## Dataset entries
*-*-*
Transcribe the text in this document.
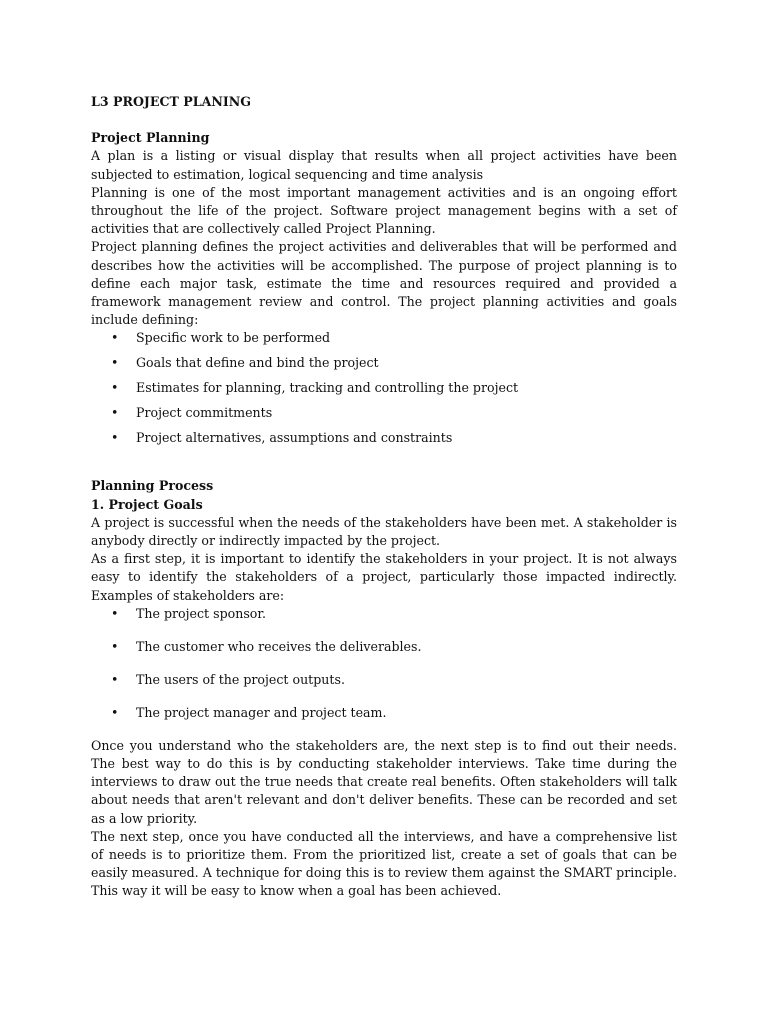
L3 PROJECT PLANING
Project Planning

A plan is a listing or visual display that results when all project activities have been subjected to estimation, logical sequencing and time analysis

Planning is one of the most important management activities and is an ongoing effort throughout the life of the project. Software project management begins with a set of activities that are collectively called Project Planning.

Project planning defines the project activities and deliverables that will be performed and describes how the activities will be accomplished. The purpose of project planning is to define each major task, estimate the time and resources required and provided a framework management review and control. The project planning activities and goals include defining:

• Specific work to be performed
• Goals that define and bind the project
• Estimates for planning, tracking and controlling the project
• Project commitments
• Project alternatives, assumptions and constraints
Planning Process
1. Project Goals

A project is successful when the needs of the stakeholders have been met. A stakeholder is anybody directly or indirectly impacted by the project.

As a first step, it is important to identify the stakeholders in your project. It is not always easy to identify the stakeholders of a project, particularly those impacted indirectly. Examples of stakeholders are:

• The project sponsor.
• The customer who receives the deliverables.
• The users of the project outputs.
• The project manager and project team.

Once you understand who the stakeholders are, the next step is to find out their needs. The best way to do this is by conducting stakeholder interviews. Take time during the interviews to draw out the true needs that create real benefits. Often stakeholders will talk about needs that aren't relevant and don't deliver benefits. These can be recorded and set as a low priority.

The next step, once you have conducted all the interviews, and have a comprehensive list of needs is to prioritize them. From the prioritized list, create a set of goals that can be easily measured. A technique for doing this is to review them against the SMART principle. This way it will be easy to know when a goal has been achieved.
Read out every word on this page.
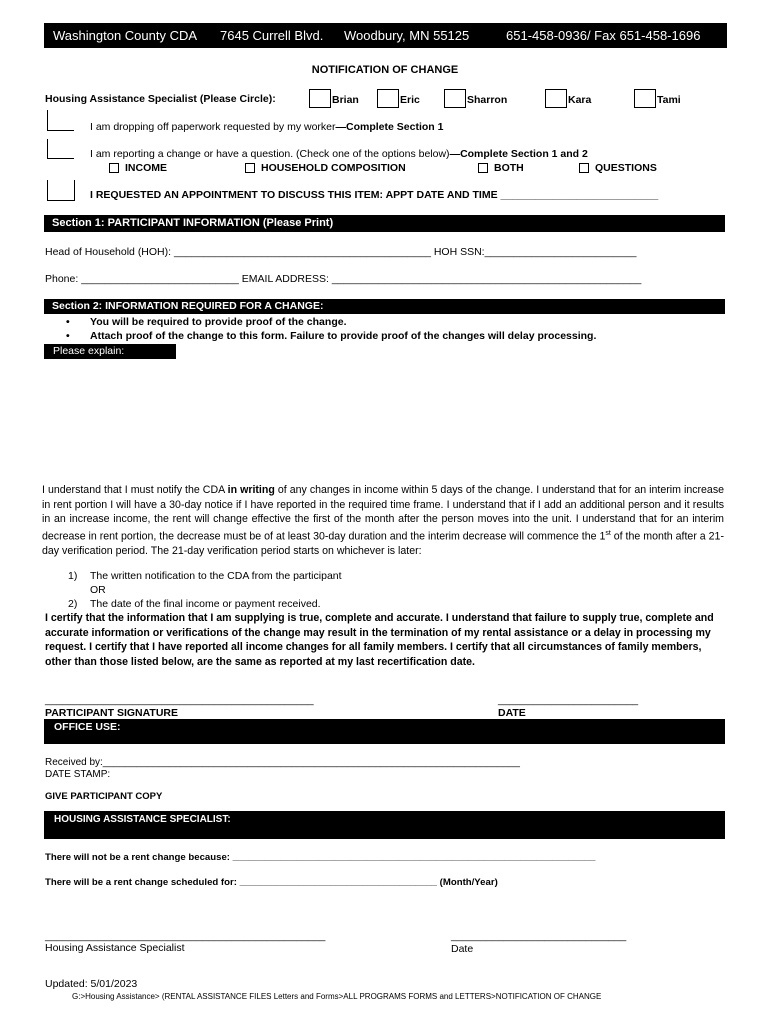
Washington County CDA 7645 Currell Blvd. Woodbury, MN 55125	651-458-0936/ Fax 651-458-1696
NOTIFICATION OF CHANGE
Housing Assistance Specialist (Please Circle):	Brian	Eric	Sharron	Kara	Tami
I am dropping off paperwork requested by my worker—Complete Section 1
I am reporting a change or have a question. (Check one of the options below)—Complete Section 1 and 2
INCOME	HOUSEHOLD COMPOSITION	BOTH	QUESTIONS
I REQUESTED AN APPOINTMENT TO DISCUSS THIS ITEM: APPT DATE AND TIME ___________________________
Section 1: PARTICIPANT INFORMATION (Please Print)
Head of Household (HOH): ____________________________________________ HOH SSN:__________________________
Phone: ___________________________ EMAIL ADDRESS: _____________________________________________________
Section 2: INFORMATION REQUIRED FOR A CHANGE:
• You will be required to provide proof of the change.
• Attach proof of the change to this form. Failure to provide proof of the changes will delay processing.
Please explain:
I understand that I must notify the CDA in writing of any changes in income within 5 days of the change. I understand that for an interim increase in rent portion I will have a 30-day notice if I have reported in the required time frame. I understand that if I add an additional person and it results in an increase income, the rent will change effective the first of the month after the person moves into the unit. I understand that for an interim decrease in rent portion, the decrease must be of at least 30-day duration and the interim decrease will commence the 1st of the month after a 21-day verification period. The 21-day verification period starts on whichever is later:
1) The written notification to the CDA from the participant
OR
2) The date of the final income or payment received.
I certify that the information that I am supplying is true, complete and accurate. I understand that failure to supply true, complete and accurate information or verifications of the change may result in the termination of my rental assistance or a delay in processing my request. I certify that I have reported all income changes for all family members. I certify that all circumstances of family members, other than those listed below, are the same as reported at my last recertification date.
______________________________________________	________________________
PARTICIPANT SIGNATURE	DATE
OFFICE USE:
Received by:___________________________________________________________________________
DATE STAMP:
GIVE PARTICIPANT COPY
HOUSING ASSISTANCE SPECIALIST:
There will not be a rent change because: ____________________________________________________________________
There will be a rent change scheduled for: _____________________________________ (Month/Year)
________________________________________________	______________________________
Housing Assistance Specialist	Date
Updated: 5/01/2023
G:>Housing Assistance> (RENTAL ASSISTANCE FILES Letters and Forms>ALL PROGRAMS FORMS and LETTERS>NOTIFICATION OF CHANGE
*-*-*
## Goal
Copy out all the data exactly; skip the pictures.

## Solution for this task
Transcribe the text in this document.
L3 PROJECT PLANING
Project Planning

A plan is a listing or visual display that results when all project activities have been subjected to estimation, logical sequencing and time analysis

Planning is one of the most important management activities and is an ongoing effort throughout the life of the project. Software project management begins with a set of activities that are collectively called Project Planning.

Project planning defines the project activities and deliverables that will be performed and describes how the activities will be accomplished. The purpose of project planning is to define each major task, estimate the time and resources required and provided a framework management review and control. The project planning activities and goals include defining:

• Specific work to be performed
• Goals that define and bind the project
• Estimates for planning, tracking and controlling the project
• Project commitments
• Project alternatives, assumptions and constraints
Planning Process
1. Project Goals

A project is successful when the needs of the stakeholders have been met. A stakeholder is anybody directly or indirectly impacted by the project.

As a first step, it is important to identify the stakeholders in your project. It is not always easy to identify the stakeholders of a project, particularly those impacted indirectly. Examples of stakeholders are:

• The project sponsor.
• The customer who receives the deliverables.
• The users of the project outputs.
• The project manager and project team.

Once you understand who the stakeholders are, the next step is to find out their needs. The best way to do this is by conducting stakeholder interviews. Take time during the interviews to draw out the true needs that create real benefits. Often stakeholders will talk about needs that aren't relevant and don't deliver benefits. These can be recorded and set as a low priority.

The next step, once you have conducted all the interviews, and have a comprehensive list of needs is to prioritize them. From the prioritized list, create a set of goals that can be easily measured. A technique for doing this is to review them against the SMART principle. This way it will be easy to know when a goal has been achieved.
Read out every word on this page.
Washington County CDA 7645 Currell Blvd. Woodbury, MN 55125	651-458-0936/ Fax 651-458-1696
NOTIFICATION OF CHANGE
Housing Assistance Specialist (Please Circle):	Brian	Eric	Sharron	Kara	Tami
I am dropping off paperwork requested by my worker—Complete Section 1
I am reporting a change or have a question. (Check one of the options below)—Complete Section 1 and 2
INCOME	HOUSEHOLD COMPOSITION	BOTH	QUESTIONS
I REQUESTED AN APPOINTMENT TO DISCUSS THIS ITEM: APPT DATE AND TIME ___________________________
Section 1: PARTICIPANT INFORMATION (Please Print)
Head of Household (HOH): ____________________________________________ HOH SSN:__________________________
Phone: ___________________________ EMAIL ADDRESS: _____________________________________________________
Section 2: INFORMATION REQUIRED FOR A CHANGE:
• You will be required to provide proof of the change.
• Attach proof of the change to this form. Failure to provide proof of the changes will delay processing.
Please explain:
I understand that I must notify the CDA in writing of any changes in income within 5 days of the change. I understand that for an interim increase in rent portion I will have a 30-day notice if I have reported in the required time frame. I understand that if I add an additional person and it results in an increase income, the rent will change effective the first of the month after the person moves into the unit. I understand that for an interim decrease in rent portion, the decrease must be of at least 30-day duration and the interim decrease will commence the 1st of the month after a 21-day verification period. The 21-day verification period starts on whichever is later:
1) The written notification to the CDA from the participant
OR
2) The date of the final income or payment received.
I certify that the information that I am supplying is true, complete and accurate. I understand that failure to supply true, complete and accurate information or verifications of the change may result in the termination of my rental assistance or a delay in processing my request. I certify that I have reported all income changes for all family members. I certify that all circumstances of family members, other than those listed below, are the same as reported at my last recertification date.
______________________________________________	________________________
PARTICIPANT SIGNATURE	DATE
OFFICE USE:
Received by:___________________________________________________________________________
DATE STAMP:
GIVE PARTICIPANT COPY
HOUSING ASSISTANCE SPECIALIST:
There will not be a rent change because: ____________________________________________________________________
There will be a rent change scheduled for: _____________________________________ (Month/Year)
________________________________________________	______________________________
Housing Assistance Specialist	Date
Updated: 5/01/2023
G:>Housing Assistance> (RENTAL ASSISTANCE FILES Letters and Forms>ALL PROGRAMS FORMS and LETTERS>NOTIFICATION OF CHANGE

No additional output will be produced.